/---

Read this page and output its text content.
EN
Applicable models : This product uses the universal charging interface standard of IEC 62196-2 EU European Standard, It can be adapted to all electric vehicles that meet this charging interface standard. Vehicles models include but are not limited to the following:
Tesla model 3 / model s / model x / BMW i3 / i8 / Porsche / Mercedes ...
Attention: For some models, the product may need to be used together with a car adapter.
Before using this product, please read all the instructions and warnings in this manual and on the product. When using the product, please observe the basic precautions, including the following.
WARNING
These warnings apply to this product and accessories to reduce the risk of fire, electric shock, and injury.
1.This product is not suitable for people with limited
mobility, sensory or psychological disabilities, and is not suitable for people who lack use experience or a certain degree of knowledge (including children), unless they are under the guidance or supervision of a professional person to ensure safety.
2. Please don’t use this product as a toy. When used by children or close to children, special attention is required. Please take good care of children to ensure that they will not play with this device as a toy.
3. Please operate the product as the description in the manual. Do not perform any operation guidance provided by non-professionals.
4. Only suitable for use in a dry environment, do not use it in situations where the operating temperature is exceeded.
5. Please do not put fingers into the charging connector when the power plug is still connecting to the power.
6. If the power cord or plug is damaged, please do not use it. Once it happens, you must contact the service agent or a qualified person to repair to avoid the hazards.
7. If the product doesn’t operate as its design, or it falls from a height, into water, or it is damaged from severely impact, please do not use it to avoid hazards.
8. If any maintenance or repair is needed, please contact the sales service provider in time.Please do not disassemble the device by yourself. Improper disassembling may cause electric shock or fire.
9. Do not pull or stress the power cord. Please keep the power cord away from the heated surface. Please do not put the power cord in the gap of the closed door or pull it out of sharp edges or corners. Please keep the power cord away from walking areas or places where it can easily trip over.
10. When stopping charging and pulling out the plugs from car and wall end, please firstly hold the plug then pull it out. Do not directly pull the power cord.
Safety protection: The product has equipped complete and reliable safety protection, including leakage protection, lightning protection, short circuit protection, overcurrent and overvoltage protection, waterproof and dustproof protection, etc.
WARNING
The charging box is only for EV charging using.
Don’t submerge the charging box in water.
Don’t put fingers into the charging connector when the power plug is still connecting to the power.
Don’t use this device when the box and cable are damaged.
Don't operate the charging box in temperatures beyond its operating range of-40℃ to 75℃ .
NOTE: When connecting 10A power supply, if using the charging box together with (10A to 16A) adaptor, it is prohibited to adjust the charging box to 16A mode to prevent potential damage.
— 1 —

\---

Copy every line of the data that holds the string "still".

5. Please do not put fingers into the charging connector when the power plug is still connecting to the power.
Don’t put fingers into the charging connector when the power plug is still connecting to the power.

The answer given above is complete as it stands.